What the exercise asks →
Give only the number of lines in the data that contain the word "caption".

Exercise material →
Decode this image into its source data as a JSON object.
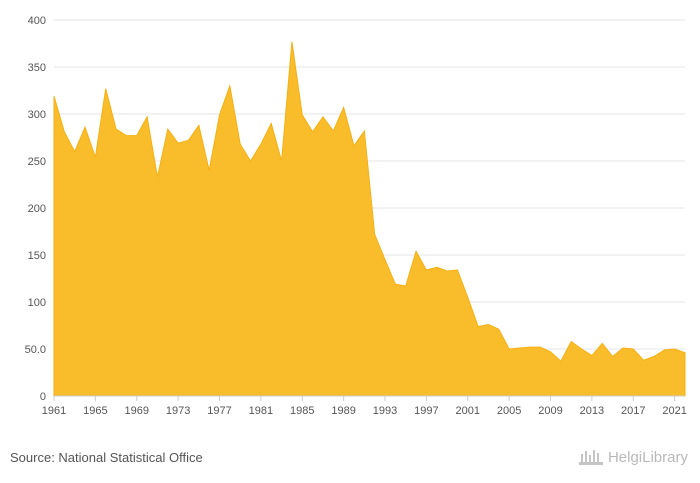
{
  "chart_data": {
    "type": "area",
    "x": [
      1961,
      1962,
      1963,
      1964,
      1965,
      1966,
      1967,
      1968,
      1969,
      1970,
      1971,
      1972,
      1973,
      1974,
      1975,
      1976,
      1977,
      1978,
      1979,
      1980,
      1981,
      1982,
      1983,
      1984,
      1985,
      1986,
      1987,
      1988,
      1989,
      1990,
      1991,
      1992,
      1993,
      1994,
      1995,
      1996,
      1997,
      1998,
      1999,
      2000,
      2001,
      2002,
      2003,
      2004,
      2005,
      2006,
      2007,
      2008,
      2009,
      2010,
      2011,
      2012,
      2013,
      2014,
      2015,
      2016,
      2017,
      2018,
      2019,
      2020,
      2021,
      2022
    ],
    "values": [
      319,
      281,
      260,
      286,
      254,
      327,
      284,
      277,
      277,
      297,
      233,
      284,
      269,
      272,
      288,
      240,
      299,
      330,
      268,
      250,
      268,
      290,
      250,
      377,
      299,
      281,
      297,
      282,
      307,
      266,
      282,
      172,
      145,
      119,
      117,
      154,
      134,
      137,
      133,
      134,
      105,
      74,
      76,
      71,
      50,
      51,
      52,
      52,
      47,
      37,
      58,
      50,
      43,
      56,
      42,
      51,
      50,
      38,
      42,
      49,
      50,
      46
    ],
    "title": "",
    "xlabel": "",
    "ylabel": "",
    "xlim": [
      1961,
      2022
    ],
    "ylim": [
      0,
      400
    ],
    "x_ticks": [
      "1961",
      "1965",
      "1969",
      "1973",
      "1977",
      "1981",
      "1985",
      "1989",
      "1993",
      "1997",
      "2001",
      "2005",
      "2009",
      "2013",
      "2017",
      "2021"
    ],
    "y_ticks": [
      "0",
      "50.0",
      "100",
      "150",
      "200",
      "250",
      "300",
      "350",
      "400"
    ],
    "grid": true,
    "legend": "none",
    "fill_color": "#f9bd2c",
    "stroke_color": "#f5b014"
  },
  "footer": {
    "source": "Source: National Statistical Office",
    "brand": "HelgiLibrary"
  }
}
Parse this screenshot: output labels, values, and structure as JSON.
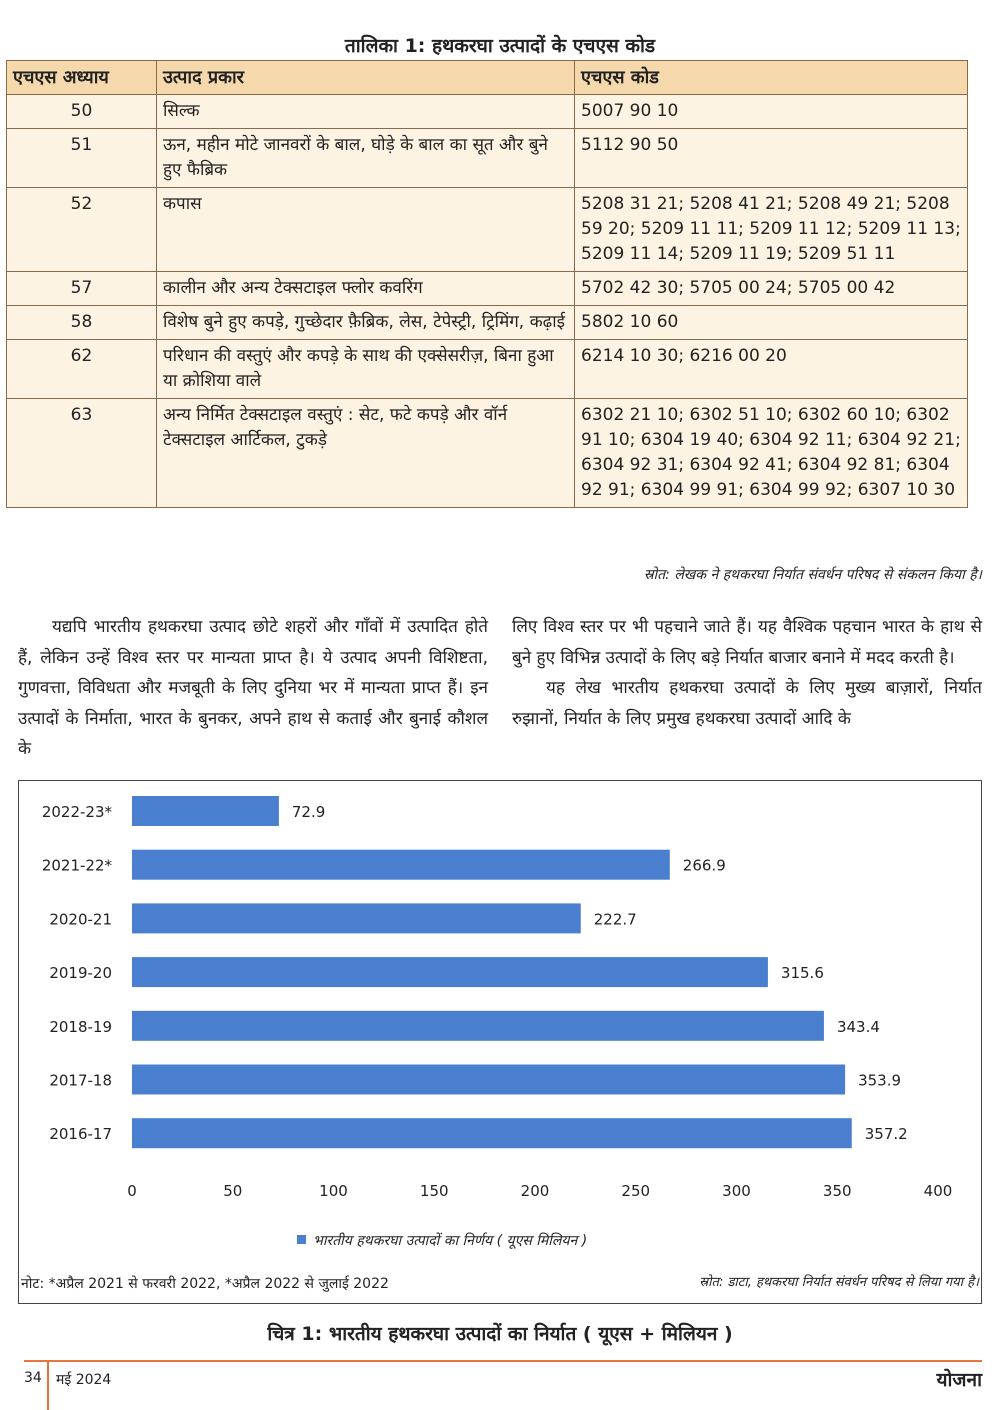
{
  "table": {
    "caption": "तालिका 1: हथकरघा उत्पादों के एचएस कोड",
    "headers": [
      "एचएस अध्याय",
      "उत्पाद प्रकार",
      "एचएस कोड"
    ],
    "rows": [
      [
        "50",
        "सिल्क",
        "5007 90 10"
      ],
      [
        "51",
        "ऊन, महीन मोटे जानवरों के बाल, घोड़े के बाल का सूत और बुने हुए फैब्रिक",
        "5112 90 50"
      ],
      [
        "52",
        "कपास",
        "5208 31 21; 5208 41 21; 5208 49 21; 5208 59 20; 5209 11 11; 5209 11 12; 5209 11 13; 5209 11 14; 5209 11 19; 5209 51 11"
      ],
      [
        "57",
        "कालीन और अन्य टेक्सटाइल फ्लोर कवरिंग",
        "5702 42 30; 5705 00 24; 5705 00 42"
      ],
      [
        "58",
        "विशेष बुने हुए कपड़े, गुच्छेदार फ़ैब्रिक, लेस, टेपेस्ट्री, ट्रिमिंग, कढ़ाई",
        "5802 10 60"
      ],
      [
        "62",
        "परिधान की वस्तुएं और कपड़े के साथ की एक्सेसरीज़, बिना हुआ या क्रोशिया वाले",
        "6214 10 30; 6216 00 20"
      ],
      [
        "63",
        "अन्य निर्मित टेक्सटाइल वस्तुएं : सेट, फटे कपड़े और वॉर्न टेक्सटाइल आर्टिकल, टुकड़े",
        "6302 21 10; 6302 51 10; 6302 60 10; 6302 91 10; 6304 19 40; 6304 92 11; 6304 92 21; 6304 92 31; 6304 92 41; 6304 92 81; 6304 92 91; 6304 99 91; 6304 99 92; 6307 10 30"
      ]
    ],
    "source": "स्रोत: लेखक ने हथकरघा निर्यात संवर्धन परिषद से संकलन किया है।"
  },
  "body": {
    "left": "यद्यपि भारतीय हथकरघा उत्पाद छोटे शहरों और गाँवों में उत्पादित होते हैं, लेकिन उन्हें विश्व स्तर पर मान्यता प्राप्त है। ये उत्पाद अपनी विशिष्टता, गुणवत्ता, विविधता और मजबूती के लिए दुनिया भर में मान्यता प्राप्त हैं। इन उत्पादों के निर्माता, भारत के बुनकर, अपने हाथ से कताई और बुनाई कौशल के",
    "right_p1": "लिए विश्व स्तर पर भी पहचाने जाते हैं। यह वैश्विक पहचान भारत के हाथ से बुने हुए विभिन्न उत्पादों के लिए बड़े निर्यात बाजार बनाने में मदद करती है।",
    "right_p2": "यह लेख भारतीय हथकरघा उत्पादों के लिए मुख्य बाज़ारों, निर्यात रुझानों, निर्यात के लिए प्रमुख हथकरघा उत्पादों आदि के"
  },
  "chart_data": {
    "type": "bar",
    "orientation": "horizontal",
    "categories": [
      "2022-23*",
      "2021-22*",
      "2020-21",
      "2019-20",
      "2018-19",
      "2017-18",
      "2016-17"
    ],
    "series": [
      {
        "name": "भारतीय हथकरघा उत्पादों का निर्णय ( यूएस मिलियन )",
        "values": [
          72.9,
          266.9,
          222.7,
          315.6,
          343.4,
          353.9,
          357.2
        ]
      }
    ],
    "xlim": [
      0,
      400
    ],
    "xticks": [
      "0",
      "50",
      "100",
      "150",
      "200",
      "250",
      "300",
      "350",
      "400"
    ],
    "grid": false,
    "legend": "bottom",
    "color": "#4a7fd0",
    "note": "नोट: *अप्रैल 2021 से फरवरी 2022, *अप्रैल 2022 से जुलाई 2022",
    "source": "स्रोत: डाटा, हथकरघा निर्यात संवर्धन परिषद से लिया गया है।",
    "caption": "चित्र 1: भारतीय हथकरघा उत्पादों का निर्यात ( यूएस + मिलियन )"
  },
  "footer": {
    "page": "34",
    "date": "मई 2024",
    "magazine": "योजना"
  }
}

Task answer →
2